• TASK TO CARRY OUT
The lines to copy are those with "systemlösningar" in them. Pull each one from the entries below.

• EXTRACTED ENTRIES
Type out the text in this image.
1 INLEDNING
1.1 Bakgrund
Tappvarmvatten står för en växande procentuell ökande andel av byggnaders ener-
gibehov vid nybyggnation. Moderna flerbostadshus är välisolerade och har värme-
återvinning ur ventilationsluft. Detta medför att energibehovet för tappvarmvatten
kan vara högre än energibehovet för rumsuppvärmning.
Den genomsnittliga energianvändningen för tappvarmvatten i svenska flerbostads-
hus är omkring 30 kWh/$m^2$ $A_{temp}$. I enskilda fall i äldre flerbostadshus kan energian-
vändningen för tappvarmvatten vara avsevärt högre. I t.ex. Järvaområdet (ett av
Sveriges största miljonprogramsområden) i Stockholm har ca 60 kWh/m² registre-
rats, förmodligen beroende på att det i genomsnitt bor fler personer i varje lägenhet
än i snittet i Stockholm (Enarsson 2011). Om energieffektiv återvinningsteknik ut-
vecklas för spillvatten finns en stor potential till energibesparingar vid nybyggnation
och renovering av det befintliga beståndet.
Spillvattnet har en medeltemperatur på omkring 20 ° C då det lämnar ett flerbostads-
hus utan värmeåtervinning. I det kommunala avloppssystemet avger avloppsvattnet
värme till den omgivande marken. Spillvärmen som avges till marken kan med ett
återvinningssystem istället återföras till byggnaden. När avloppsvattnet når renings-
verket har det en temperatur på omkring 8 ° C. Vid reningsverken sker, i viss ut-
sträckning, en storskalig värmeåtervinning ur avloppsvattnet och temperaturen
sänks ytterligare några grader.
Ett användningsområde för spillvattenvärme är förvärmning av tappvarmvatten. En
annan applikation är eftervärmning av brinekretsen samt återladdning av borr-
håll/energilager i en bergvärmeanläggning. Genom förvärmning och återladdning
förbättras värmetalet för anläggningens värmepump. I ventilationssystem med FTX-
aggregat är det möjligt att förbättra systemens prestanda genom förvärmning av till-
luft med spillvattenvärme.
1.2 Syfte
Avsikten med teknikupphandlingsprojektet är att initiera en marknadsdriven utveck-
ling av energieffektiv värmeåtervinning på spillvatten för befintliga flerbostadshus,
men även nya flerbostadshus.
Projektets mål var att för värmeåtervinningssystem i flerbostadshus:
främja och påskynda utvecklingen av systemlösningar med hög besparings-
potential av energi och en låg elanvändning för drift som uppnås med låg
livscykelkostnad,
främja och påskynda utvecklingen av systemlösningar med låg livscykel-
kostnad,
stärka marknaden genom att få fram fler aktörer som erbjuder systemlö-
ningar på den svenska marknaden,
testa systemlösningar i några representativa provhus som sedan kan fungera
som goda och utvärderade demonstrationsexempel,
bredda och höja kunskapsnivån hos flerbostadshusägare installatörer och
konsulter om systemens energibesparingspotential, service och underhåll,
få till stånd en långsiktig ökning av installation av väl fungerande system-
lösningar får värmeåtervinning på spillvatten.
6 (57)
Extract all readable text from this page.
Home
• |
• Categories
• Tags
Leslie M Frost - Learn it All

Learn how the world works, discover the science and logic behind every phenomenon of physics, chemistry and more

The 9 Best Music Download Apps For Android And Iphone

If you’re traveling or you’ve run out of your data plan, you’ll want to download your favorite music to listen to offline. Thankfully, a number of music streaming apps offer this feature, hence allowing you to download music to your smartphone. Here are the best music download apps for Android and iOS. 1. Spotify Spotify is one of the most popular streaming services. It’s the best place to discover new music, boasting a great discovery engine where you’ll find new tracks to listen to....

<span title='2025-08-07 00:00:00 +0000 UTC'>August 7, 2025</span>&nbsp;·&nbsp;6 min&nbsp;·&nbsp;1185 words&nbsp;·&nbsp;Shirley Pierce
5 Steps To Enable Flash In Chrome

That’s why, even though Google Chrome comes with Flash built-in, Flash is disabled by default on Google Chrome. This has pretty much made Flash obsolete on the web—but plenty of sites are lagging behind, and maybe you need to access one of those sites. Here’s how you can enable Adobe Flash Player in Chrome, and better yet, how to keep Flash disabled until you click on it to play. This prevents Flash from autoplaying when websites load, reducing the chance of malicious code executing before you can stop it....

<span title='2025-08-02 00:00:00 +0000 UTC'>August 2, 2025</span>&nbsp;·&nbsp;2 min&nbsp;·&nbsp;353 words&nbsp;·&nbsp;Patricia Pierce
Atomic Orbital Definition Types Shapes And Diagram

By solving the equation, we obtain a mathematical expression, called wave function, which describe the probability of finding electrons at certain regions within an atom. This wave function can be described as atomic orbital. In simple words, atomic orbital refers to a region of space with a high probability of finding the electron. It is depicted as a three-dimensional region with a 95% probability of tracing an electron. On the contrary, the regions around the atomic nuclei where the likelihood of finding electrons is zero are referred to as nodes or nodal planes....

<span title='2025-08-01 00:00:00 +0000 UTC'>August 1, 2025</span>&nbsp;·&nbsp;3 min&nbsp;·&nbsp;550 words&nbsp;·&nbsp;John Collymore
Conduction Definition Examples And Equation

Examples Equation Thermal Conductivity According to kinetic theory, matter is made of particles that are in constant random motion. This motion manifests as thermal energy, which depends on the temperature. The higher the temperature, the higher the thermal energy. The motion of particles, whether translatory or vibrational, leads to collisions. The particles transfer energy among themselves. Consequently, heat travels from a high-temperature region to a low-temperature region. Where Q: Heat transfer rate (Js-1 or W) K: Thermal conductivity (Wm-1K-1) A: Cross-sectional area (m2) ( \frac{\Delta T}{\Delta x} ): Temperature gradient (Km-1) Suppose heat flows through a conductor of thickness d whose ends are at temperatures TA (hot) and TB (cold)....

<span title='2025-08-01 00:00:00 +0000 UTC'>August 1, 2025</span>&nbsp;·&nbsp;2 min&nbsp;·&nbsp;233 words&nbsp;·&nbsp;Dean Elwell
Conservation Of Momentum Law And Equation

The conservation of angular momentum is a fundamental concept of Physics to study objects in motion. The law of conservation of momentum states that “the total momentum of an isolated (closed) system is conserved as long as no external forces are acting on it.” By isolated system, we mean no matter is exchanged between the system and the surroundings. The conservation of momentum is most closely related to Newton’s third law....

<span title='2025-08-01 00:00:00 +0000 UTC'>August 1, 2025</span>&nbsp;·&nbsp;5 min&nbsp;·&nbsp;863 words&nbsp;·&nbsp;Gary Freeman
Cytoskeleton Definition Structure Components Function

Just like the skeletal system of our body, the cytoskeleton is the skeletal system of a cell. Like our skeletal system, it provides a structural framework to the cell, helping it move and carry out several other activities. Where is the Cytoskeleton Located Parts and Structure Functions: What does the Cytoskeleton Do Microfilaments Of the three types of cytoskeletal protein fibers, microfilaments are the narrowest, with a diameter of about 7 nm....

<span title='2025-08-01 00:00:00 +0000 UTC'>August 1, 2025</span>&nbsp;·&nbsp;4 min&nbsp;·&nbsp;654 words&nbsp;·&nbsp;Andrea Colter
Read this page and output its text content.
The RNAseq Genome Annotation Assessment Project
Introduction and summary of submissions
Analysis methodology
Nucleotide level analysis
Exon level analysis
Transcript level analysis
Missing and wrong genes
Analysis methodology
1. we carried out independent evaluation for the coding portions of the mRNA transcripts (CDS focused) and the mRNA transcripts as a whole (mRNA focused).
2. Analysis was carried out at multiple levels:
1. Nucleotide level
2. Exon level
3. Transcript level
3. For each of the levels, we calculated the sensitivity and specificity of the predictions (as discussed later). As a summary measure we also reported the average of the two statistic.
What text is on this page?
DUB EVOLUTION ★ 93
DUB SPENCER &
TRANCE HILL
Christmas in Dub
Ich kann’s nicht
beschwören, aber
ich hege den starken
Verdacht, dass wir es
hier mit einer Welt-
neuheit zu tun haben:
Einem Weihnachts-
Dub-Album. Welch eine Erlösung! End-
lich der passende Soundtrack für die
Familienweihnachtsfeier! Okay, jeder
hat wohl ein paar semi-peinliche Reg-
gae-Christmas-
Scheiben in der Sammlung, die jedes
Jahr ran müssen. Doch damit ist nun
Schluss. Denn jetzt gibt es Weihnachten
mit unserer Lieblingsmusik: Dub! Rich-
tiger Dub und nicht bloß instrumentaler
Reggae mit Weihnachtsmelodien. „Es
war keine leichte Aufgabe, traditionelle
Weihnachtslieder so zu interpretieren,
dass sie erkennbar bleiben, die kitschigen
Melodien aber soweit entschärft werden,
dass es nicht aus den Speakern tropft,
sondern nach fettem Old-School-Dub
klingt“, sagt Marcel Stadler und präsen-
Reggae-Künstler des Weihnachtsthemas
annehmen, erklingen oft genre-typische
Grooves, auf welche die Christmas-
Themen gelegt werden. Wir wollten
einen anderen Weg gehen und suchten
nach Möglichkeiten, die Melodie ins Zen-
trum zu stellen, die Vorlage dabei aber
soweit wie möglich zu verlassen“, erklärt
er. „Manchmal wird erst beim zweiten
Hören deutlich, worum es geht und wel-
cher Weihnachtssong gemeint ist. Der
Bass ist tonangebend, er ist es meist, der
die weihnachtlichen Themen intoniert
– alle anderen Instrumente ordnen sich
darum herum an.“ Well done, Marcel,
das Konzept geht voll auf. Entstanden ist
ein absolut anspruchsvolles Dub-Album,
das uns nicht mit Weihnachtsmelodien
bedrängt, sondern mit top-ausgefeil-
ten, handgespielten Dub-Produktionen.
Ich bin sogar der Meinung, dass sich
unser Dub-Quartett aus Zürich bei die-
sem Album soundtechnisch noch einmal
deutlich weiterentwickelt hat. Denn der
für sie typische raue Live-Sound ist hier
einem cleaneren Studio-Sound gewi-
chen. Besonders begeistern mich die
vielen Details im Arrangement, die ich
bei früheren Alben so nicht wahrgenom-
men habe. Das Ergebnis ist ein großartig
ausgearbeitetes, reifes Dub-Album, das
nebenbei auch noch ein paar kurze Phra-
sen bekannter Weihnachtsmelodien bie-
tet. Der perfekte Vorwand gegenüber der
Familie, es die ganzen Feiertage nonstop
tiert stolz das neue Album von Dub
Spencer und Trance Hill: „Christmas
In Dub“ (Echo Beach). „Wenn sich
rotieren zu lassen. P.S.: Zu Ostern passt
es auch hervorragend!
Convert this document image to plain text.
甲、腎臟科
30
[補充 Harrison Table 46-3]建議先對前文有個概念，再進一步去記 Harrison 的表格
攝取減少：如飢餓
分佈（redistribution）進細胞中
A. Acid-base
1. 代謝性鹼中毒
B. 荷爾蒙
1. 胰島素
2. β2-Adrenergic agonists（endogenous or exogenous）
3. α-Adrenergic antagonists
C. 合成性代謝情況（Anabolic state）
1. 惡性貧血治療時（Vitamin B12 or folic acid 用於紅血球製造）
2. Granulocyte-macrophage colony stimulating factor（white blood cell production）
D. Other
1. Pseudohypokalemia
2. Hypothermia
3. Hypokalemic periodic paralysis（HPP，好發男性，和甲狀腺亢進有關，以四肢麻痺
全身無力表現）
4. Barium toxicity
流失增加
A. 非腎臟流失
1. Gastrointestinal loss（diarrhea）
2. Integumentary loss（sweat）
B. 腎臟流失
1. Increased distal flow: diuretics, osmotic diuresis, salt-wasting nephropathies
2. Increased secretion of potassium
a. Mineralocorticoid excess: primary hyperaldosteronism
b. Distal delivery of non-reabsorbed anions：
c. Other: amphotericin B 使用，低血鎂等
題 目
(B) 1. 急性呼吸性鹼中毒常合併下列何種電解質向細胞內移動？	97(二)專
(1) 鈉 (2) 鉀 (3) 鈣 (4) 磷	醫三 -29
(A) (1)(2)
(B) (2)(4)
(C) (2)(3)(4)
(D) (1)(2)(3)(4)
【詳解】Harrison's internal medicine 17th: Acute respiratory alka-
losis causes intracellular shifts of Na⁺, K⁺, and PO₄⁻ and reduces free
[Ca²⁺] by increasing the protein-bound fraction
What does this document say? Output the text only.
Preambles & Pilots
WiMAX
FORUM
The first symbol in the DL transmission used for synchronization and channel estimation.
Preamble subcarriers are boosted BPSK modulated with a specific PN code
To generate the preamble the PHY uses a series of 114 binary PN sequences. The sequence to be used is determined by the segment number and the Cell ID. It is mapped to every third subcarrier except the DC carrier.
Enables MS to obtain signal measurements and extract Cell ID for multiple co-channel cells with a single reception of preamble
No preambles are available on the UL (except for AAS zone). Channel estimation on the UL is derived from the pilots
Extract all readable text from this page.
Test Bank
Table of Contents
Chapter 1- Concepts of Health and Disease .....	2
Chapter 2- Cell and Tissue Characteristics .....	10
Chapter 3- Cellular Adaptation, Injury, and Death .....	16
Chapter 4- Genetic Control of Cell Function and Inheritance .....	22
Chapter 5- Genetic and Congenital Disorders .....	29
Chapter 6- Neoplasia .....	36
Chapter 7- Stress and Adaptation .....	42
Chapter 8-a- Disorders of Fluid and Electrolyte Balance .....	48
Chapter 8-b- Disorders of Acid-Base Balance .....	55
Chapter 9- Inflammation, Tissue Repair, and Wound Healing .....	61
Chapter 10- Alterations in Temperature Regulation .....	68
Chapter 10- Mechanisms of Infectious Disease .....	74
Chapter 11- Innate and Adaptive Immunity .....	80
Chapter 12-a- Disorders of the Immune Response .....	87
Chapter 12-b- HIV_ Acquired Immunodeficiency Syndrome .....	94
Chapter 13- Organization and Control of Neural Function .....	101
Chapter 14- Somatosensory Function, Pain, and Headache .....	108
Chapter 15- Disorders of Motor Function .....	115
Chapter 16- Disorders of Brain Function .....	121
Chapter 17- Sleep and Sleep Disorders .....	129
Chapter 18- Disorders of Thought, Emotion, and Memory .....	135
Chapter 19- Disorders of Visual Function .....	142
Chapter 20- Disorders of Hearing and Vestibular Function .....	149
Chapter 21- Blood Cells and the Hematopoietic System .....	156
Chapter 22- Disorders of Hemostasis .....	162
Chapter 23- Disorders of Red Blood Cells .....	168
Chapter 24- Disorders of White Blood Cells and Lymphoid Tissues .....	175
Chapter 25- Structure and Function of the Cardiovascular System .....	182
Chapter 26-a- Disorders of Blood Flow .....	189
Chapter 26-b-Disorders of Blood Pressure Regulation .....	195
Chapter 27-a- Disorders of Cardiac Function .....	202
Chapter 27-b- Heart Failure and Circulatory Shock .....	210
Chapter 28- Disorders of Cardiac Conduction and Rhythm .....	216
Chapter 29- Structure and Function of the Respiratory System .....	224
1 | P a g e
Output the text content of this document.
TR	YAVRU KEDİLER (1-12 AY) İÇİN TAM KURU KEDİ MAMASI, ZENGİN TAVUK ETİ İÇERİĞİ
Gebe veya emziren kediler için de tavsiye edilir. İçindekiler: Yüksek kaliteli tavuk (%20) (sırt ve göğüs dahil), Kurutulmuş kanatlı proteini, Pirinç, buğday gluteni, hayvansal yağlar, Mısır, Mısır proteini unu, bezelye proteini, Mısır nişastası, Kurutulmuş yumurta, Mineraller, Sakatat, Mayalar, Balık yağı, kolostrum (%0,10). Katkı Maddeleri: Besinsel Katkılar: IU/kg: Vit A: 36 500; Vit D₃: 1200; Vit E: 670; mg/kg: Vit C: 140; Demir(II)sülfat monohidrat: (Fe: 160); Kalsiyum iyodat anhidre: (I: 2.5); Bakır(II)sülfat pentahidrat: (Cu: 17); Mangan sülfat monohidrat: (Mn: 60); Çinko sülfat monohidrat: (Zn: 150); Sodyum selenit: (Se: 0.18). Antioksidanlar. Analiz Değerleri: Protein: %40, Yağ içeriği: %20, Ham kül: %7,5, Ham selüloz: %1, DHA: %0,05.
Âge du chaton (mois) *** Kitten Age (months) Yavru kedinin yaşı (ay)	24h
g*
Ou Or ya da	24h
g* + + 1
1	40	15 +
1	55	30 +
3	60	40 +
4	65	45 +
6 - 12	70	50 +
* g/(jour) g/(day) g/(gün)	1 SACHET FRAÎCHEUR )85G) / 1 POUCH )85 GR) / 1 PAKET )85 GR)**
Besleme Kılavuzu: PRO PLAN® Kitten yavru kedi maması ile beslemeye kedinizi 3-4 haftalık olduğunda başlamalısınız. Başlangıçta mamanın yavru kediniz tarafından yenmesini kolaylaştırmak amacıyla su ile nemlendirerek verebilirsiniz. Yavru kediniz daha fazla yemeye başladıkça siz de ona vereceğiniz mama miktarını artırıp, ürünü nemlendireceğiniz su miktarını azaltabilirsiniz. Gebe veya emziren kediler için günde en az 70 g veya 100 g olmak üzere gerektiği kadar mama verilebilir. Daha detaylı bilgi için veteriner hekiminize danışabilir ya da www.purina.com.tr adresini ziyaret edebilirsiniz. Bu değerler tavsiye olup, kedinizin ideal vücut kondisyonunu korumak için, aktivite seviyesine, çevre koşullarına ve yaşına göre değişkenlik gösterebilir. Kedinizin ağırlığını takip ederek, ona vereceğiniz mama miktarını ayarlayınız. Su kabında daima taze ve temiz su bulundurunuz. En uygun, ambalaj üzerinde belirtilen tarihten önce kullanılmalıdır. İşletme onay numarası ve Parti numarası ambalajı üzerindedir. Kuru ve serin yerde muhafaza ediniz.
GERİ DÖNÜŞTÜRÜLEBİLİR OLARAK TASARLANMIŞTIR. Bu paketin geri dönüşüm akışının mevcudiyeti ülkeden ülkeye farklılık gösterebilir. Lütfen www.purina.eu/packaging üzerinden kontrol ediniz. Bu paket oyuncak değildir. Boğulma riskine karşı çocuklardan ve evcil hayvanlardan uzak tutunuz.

• COMPLETED EXERCISE
främja och påskynda utvecklingen av systemlösningar med hög besparings-
främja och påskynda utvecklingen av systemlösningar med låg livscykel-
testa systemlösningar i några representativa provhus som sedan kan fungera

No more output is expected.